● PROVIDED DATA
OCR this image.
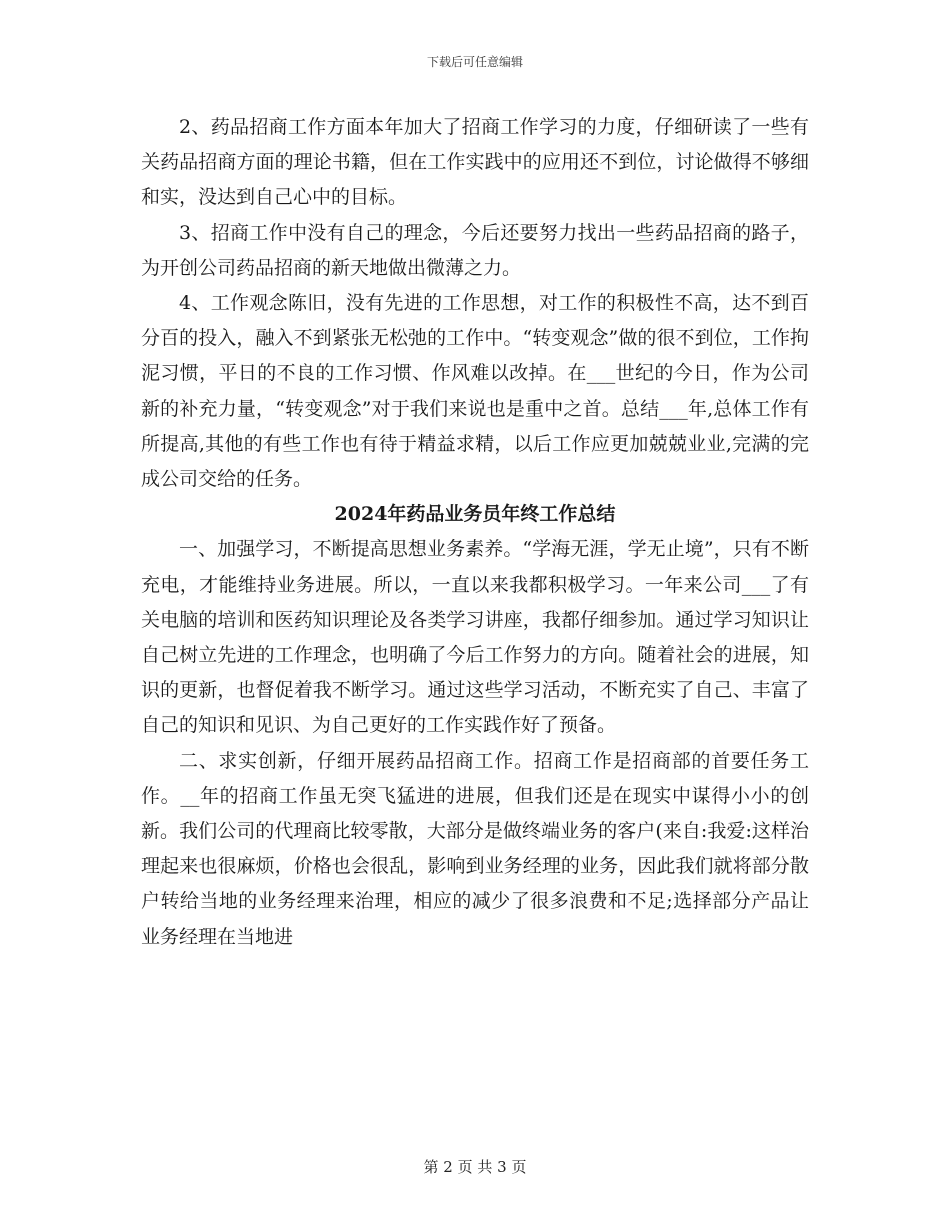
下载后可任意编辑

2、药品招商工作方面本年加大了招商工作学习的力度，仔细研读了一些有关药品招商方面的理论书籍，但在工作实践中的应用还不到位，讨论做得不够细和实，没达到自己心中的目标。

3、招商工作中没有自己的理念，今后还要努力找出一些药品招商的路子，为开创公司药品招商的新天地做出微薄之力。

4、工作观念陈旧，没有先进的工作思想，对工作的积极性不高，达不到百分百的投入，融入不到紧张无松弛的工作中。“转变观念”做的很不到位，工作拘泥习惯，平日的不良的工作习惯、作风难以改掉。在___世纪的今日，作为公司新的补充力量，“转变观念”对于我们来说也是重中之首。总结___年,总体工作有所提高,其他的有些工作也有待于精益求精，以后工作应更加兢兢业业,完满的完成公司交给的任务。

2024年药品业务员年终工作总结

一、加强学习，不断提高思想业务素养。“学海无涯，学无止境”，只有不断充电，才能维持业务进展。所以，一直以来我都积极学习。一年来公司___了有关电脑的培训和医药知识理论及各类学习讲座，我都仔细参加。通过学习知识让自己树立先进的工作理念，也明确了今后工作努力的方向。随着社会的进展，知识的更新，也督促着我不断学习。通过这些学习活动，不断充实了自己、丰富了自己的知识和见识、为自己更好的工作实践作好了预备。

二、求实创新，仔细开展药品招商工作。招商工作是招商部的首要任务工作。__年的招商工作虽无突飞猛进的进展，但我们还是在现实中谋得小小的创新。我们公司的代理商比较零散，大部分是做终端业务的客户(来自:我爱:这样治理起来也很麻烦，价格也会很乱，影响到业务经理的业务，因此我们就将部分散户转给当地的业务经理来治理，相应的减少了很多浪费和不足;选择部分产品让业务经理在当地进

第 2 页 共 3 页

...

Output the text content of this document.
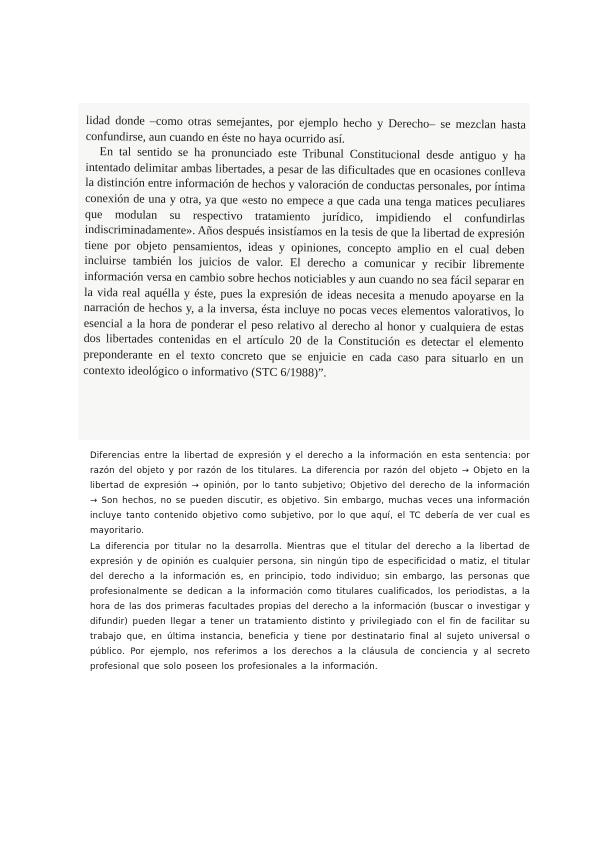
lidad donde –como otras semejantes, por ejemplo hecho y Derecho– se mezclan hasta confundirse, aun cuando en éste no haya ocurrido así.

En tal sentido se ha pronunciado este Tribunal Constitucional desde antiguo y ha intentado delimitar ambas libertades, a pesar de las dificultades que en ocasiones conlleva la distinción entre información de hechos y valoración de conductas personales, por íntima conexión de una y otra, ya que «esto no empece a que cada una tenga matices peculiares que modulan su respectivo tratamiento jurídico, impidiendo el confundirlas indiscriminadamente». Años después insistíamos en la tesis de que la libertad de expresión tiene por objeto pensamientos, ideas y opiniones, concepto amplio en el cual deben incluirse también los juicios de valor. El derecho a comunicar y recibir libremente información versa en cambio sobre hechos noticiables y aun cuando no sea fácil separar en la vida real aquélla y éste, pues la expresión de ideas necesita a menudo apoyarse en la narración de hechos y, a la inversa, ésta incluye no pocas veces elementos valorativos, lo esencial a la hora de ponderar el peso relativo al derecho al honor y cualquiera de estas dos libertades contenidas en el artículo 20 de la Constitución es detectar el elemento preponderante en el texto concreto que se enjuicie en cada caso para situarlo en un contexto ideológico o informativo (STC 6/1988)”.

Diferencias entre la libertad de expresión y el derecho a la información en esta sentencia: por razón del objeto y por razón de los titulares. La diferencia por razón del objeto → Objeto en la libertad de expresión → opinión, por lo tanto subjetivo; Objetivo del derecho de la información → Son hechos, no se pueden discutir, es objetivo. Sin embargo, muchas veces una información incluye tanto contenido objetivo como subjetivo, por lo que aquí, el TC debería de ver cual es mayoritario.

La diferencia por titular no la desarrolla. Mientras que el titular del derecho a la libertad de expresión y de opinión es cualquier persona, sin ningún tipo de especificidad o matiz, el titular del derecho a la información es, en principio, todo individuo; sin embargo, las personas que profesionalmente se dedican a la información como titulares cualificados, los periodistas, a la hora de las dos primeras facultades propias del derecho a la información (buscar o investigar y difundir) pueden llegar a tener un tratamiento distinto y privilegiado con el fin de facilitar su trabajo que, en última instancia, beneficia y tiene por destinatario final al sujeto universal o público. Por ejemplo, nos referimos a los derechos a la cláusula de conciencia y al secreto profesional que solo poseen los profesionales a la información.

● SET PROBLEM
What is the number of lines in the data that hold the word "this"? Reply with that number and nothing else.

● SOLUTION
2